**To do:**
Print the entries below word for word; the pictures stay out of your copy.

— START OF Material for the task —

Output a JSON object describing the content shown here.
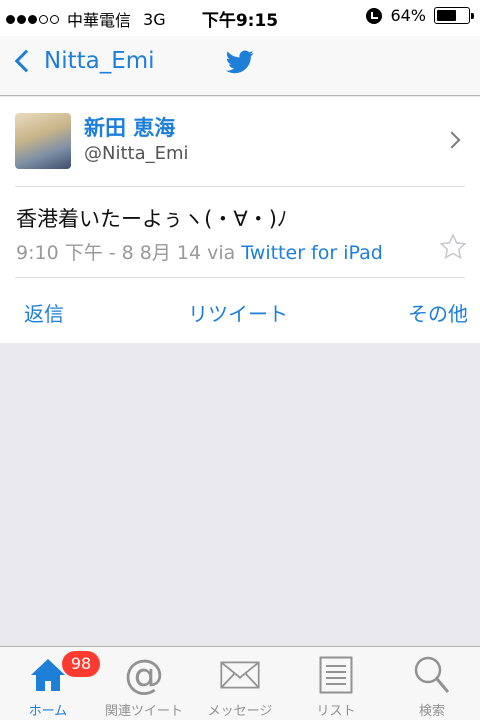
{
  "status_bar": {
    "carrier": "中華電信",
    "network": "3G",
    "time": "下午9:15",
    "battery": "64%",
    "battery_level": 0.64
  },
  "nav": {
    "back_label": "Nitta_Emi",
    "center_icon": "twitter-bird-icon"
  },
  "tweet": {
    "display_name": "新田 恵海",
    "screen_name": "@Nitta_Emi",
    "text": "香港着いたーよぅヽ(・∀・)ﾉ",
    "timestamp": "9:10 下午 - 8 8月 14 via",
    "via": "Twitter for iPad"
  },
  "actions": {
    "reply": "返信",
    "retweet": "リツイート",
    "other": "その他"
  },
  "tabs": {
    "home": "ホーム",
    "home_badge": "98",
    "related": "関連ツイート",
    "messages": "メッセージ",
    "lists": "リスト",
    "search": "検索"
  },
  "colors": {
    "accent": "#1e7fd8",
    "badge": "#ff3b30"
  }
}
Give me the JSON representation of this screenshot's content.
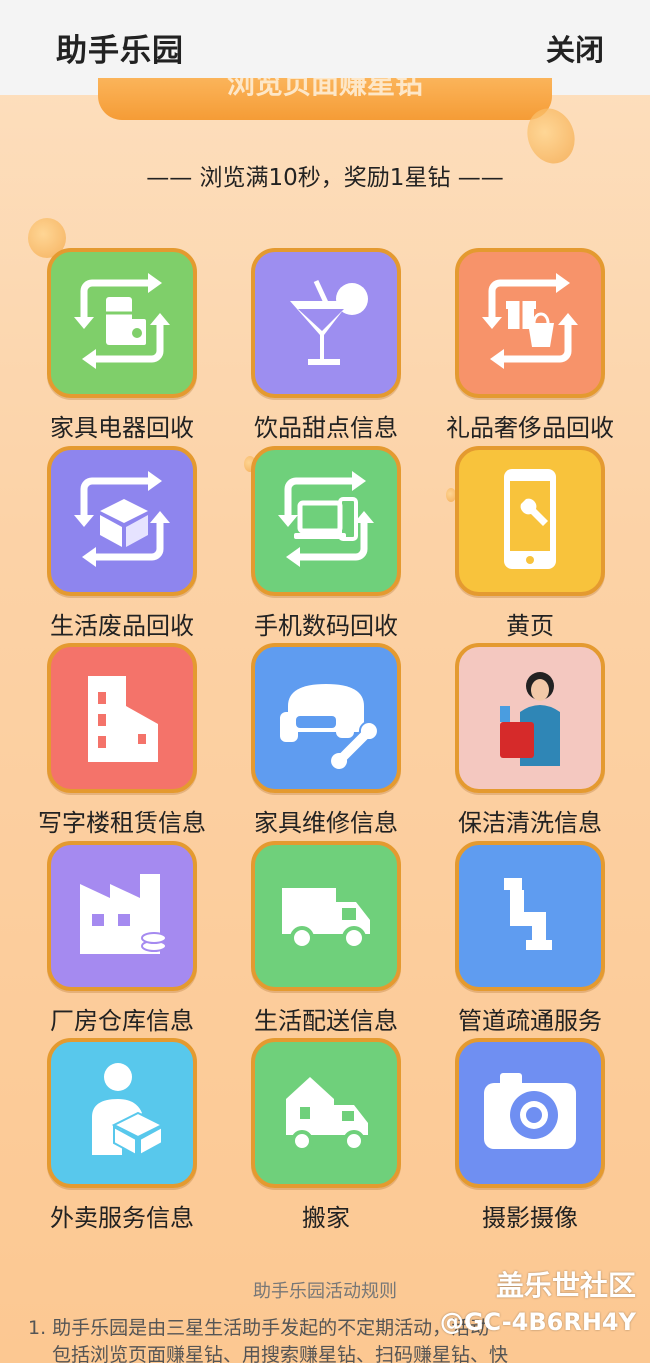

— END OF Material for the task —

**Result for this exercise:**
Output a JSON object describing the content shown here.
{
  "status_bar": {
    "carrier": "中華電信",
    "network": "3G",
    "time": "下午9:15",
    "battery": "64%",
    "battery_level": 0.64
  },
  "nav": {
    "back_label": "Nitta_Emi",
    "center_icon": "twitter-bird-icon"
  },
  "tweet": {
    "display_name": "新田 恵海",
    "screen_name": "@Nitta_Emi",
    "text": "香港着いたーよぅヽ(・∀・)ﾉ",
    "timestamp": "9:10 下午 - 8 8月 14 via",
    "via": "Twitter for iPad"
  },
  "actions": {
    "reply": "返信",
    "retweet": "リツイート",
    "other": "その他"
  },
  "tabs": {
    "home": "ホーム",
    "home_badge": "98",
    "related": "関連ツイート",
    "messages": "メッセージ",
    "lists": "リスト",
    "search": "検索"
  },
  "colors": {
    "accent": "#1e7fd8",
    "badge": "#ff3b30"
  }
}
Give me the JSON representation of this screenshot's content.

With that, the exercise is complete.